— Begin INPUT —
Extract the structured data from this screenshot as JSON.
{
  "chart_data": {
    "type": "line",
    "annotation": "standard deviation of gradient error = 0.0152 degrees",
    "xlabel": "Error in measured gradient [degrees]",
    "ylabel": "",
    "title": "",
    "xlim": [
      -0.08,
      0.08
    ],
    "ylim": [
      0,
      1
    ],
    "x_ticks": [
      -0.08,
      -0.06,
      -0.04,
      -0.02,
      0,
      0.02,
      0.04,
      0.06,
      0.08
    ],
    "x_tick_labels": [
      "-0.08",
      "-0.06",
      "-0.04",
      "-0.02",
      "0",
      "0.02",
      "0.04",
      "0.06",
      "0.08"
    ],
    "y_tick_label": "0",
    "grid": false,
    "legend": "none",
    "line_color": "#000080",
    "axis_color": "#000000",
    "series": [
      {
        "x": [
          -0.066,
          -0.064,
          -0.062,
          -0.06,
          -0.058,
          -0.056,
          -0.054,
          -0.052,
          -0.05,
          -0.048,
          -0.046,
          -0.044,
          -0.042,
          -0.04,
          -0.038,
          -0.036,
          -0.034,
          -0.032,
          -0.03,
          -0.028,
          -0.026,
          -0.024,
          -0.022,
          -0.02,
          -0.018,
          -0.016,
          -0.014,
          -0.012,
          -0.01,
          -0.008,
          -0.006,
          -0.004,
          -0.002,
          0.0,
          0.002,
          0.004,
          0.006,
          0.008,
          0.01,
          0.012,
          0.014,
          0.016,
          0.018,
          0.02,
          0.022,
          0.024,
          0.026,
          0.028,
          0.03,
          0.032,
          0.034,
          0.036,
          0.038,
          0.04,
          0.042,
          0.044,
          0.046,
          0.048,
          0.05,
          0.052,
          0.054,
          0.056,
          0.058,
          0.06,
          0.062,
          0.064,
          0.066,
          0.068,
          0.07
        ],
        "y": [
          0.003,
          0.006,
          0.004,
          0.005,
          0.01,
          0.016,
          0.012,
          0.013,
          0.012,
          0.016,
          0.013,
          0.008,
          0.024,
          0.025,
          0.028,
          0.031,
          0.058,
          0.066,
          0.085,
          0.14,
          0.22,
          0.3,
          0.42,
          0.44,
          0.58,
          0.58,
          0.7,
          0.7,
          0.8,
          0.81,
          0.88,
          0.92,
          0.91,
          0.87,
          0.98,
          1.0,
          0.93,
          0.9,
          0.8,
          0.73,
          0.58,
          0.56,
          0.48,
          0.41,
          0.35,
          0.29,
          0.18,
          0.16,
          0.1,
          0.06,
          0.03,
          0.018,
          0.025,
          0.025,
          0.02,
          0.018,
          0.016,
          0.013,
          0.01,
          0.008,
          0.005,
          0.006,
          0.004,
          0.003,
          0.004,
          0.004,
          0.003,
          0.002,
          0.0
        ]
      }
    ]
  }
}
— End INPUT —
WHAT NEEDS TO BE DONE:
Scan the lines for the string "gradient". Copy out each line that matches.

COMPLETED EXERCISE:
    "annotation": "standard deviation of gradient error = 0.0152 degrees",
    "xlabel": "Error in measured gradient [degrees]",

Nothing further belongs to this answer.